--- BEGIN ---

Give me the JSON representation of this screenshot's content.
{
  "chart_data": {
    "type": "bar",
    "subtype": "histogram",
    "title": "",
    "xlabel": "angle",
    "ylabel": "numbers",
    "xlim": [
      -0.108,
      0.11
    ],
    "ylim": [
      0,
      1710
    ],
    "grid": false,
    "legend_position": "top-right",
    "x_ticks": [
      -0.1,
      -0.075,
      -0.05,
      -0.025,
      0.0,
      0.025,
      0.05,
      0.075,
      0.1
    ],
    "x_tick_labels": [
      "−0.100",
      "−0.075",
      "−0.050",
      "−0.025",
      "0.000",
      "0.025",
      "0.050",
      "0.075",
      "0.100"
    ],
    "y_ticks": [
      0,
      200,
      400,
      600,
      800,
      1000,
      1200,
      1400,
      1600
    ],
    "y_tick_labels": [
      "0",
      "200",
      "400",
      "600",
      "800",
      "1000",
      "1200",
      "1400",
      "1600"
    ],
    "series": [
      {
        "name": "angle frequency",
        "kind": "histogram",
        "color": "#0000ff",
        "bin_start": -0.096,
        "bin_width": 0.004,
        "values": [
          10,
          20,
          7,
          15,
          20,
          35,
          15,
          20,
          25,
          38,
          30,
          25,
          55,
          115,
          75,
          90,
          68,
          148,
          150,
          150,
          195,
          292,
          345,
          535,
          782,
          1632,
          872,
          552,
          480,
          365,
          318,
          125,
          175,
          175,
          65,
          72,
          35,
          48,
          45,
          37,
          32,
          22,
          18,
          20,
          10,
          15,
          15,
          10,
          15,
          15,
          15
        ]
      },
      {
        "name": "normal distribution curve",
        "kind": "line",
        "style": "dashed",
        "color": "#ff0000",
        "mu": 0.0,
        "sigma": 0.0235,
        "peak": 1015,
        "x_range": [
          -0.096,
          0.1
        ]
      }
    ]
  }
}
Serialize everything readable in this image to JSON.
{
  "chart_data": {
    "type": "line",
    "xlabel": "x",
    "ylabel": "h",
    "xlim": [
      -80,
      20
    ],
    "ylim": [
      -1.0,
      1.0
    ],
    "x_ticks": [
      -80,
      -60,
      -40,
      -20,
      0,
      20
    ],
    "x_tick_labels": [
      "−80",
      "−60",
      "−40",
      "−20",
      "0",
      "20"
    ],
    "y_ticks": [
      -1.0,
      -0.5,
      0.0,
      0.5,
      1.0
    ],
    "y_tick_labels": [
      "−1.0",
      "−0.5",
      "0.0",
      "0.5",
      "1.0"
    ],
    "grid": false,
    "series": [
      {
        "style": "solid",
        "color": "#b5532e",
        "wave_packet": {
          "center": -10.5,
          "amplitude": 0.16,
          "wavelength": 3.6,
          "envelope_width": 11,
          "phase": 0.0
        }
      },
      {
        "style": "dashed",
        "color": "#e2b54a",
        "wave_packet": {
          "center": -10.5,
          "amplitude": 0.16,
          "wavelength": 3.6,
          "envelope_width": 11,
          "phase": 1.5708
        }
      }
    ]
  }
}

--- END ---

With the line containing "Serialize everything readable" as the first and the last line of the records as the final one, print exactly the lines in that span.

Final result ▸
Serialize everything readable in this image to JSON.
{
  "chart_data": {
    "type": "line",
    "xlabel": "x",
    "ylabel": "h",
    "xlim": [
      -80,
      20
    ],
    "ylim": [
      -1.0,
      1.0
    ],
    "x_ticks": [
      -80,
      -60,
      -40,
      -20,
      0,
      20
    ],
    "x_tick_labels": [
      "−80",
      "−60",
      "−40",
      "−20",
      "0",
      "20"
    ],
    "y_ticks": [
      -1.0,
      -0.5,
      0.0,
      0.5,
      1.0
    ],
    "y_tick_labels": [
      "−1.0",
      "−0.5",
      "0.0",
      "0.5",
      "1.0"
    ],
    "grid": false,
    "series": [
      {
        "style": "solid",
        "color": "#b5532e",
        "wave_packet": {
          "center": -10.5,
          "amplitude": 0.16,
          "wavelength": 3.6,
          "envelope_width": 11,
          "phase": 0.0
        }
      },
      {
        "style": "dashed",
        "color": "#e2b54a",
        "wave_packet": {
          "center": -10.5,
          "amplitude": 0.16,
          "wavelength": 3.6,
          "envelope_width": 11,
          "phase": 1.5708
        }
      }
    ]
  }
}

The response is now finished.